• EXTRACTED TEXT:
Categories: wet cat food

Millions of dollars of pet food wasted because cats are fed when not hungry

I genuinely have difficulty in deciding for sure when my cat is hungry enough to eat the entire contents of a sachet of high quality wet cat food.

Too much wet cat food is wasted because people feed their cat before they are hungry. The potential wastage of wet cat food encourages cat owners to feed dry which I think people now accept as less than ideal.

Just opening the can or pouch will render wet cat food unusable quite quickly in terms of palatability to a cat.

The only sure way of knowing if your cat is hungry is if he eats all the food you have provided or whether he leaves part of it; sometimes a lot of it. By then it is too late. And high quality cat food is as expensive or more expensive than human food on a price per gram comparison. Waste is undesirable. Waste is also a problem with refuse collectors as it is an excellent medium for maggots and so on.

Crudely and cruelly speaking, if you starve your cat for a couple of days he is bound to be hungry but that is obviously a non-starter.

• DATA SECTION:
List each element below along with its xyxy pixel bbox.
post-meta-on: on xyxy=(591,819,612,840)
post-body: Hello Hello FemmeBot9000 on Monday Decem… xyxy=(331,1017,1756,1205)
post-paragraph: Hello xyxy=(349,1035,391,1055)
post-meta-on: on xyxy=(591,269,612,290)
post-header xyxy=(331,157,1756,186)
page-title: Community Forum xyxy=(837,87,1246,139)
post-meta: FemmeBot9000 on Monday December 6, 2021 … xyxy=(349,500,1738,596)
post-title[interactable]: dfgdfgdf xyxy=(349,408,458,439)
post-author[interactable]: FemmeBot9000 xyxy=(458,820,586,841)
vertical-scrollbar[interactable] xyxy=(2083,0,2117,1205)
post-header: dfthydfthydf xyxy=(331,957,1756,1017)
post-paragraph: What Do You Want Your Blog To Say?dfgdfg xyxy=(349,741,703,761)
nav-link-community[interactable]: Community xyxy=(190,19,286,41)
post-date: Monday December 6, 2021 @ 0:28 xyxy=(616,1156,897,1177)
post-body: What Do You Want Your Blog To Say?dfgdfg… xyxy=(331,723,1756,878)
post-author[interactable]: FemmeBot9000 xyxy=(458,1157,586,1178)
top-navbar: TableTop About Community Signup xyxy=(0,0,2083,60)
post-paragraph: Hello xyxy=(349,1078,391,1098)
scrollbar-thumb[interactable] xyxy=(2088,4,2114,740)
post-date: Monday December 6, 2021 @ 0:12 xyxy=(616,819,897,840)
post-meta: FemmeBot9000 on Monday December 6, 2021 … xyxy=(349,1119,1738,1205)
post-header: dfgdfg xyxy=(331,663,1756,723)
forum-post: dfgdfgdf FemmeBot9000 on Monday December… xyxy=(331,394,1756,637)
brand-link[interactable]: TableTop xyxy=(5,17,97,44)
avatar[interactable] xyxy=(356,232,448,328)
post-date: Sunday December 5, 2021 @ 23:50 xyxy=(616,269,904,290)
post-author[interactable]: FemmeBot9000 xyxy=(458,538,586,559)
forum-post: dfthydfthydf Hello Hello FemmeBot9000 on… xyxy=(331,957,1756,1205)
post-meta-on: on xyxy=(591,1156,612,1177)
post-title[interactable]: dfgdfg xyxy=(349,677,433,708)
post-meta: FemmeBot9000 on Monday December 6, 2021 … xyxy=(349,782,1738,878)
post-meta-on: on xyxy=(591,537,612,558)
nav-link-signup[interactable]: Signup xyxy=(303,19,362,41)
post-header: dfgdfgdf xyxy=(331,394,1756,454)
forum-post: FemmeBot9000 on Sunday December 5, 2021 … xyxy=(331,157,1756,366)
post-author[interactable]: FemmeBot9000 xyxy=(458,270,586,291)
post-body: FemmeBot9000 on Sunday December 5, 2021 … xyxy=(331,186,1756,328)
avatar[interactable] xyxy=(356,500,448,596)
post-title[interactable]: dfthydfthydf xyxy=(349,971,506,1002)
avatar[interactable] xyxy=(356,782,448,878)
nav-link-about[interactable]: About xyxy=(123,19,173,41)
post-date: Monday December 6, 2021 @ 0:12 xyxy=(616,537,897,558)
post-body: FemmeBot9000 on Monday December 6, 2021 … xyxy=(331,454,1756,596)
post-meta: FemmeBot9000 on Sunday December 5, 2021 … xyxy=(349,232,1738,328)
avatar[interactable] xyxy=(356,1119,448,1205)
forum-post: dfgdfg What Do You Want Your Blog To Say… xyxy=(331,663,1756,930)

• LIST OF TASKS:
1. Rewrite the passage on wasted wet cat food, starting with "Millions of dollars" and going on through "less than ideal.", with "sachet" changed to "tin".
2. Write the next part of the piece on wasted wet cat food, picking up after its final sentence.

• ANSWER SECTION:
1.
Millions of dollars of pet food wasted because cats are fed when not hungry

I genuinely have difficulty in deciding for sure when my cat is hungry enough to eat the entire contents of a tin of high quality wet cat food.

Too much wet cat food is wasted because people feed their cat before they are hungry. The potential wastage of wet cat food encourages cat owners to feed dry which I think people now accept as less than ideal.

2.
How do you know when your cat is hungry? Yes, cats sometimes ask for food by meowing when hungry but not all cats do this. More demonstrative cats will probably rub against your legs and pester you for food when hungry. But they might do this when they are not hungry just because it is part of a routine.

There are times when your cat likes to eat so you feed him at those times. You don’t really need to know if your cat is hungry. Except you’ll waste cat food if he is not truly hungry and ready for a meal.

If you feed your cat dry cat food exclusively there is no problem. Dry food can be put down permanently and your cat can graze on it when hungry (please see M E King’s comment below: dry food bowls need changing regularly). But this is not a solution. Cats need high quality wet food.

The problem I am referring to concerns wet cat food which does not last long once in the bowl. In hot climates it would be unpalatable to a cat after a couple of hours unless he is starving.

So tell me what do you do to ensure that your cat eats all the wet food on the plate other than putting down tiny portions. Tiny portions are good but the can or sachet is open and the remainder will go off.

Those of you who will provide feedback will probably tell me that your cat always eats the entire bowl! Is that true?

Please comment here using either Facebook or WordPress (when available).
Michael Broad

Hi, I'm a 71-year-old retired solicitor (attorney in the US). Before qualifying I worked in many jobs including professional photography. I have a girlfriend, Michelle. I love nature, cats and all animals. I am concerned about their welfare.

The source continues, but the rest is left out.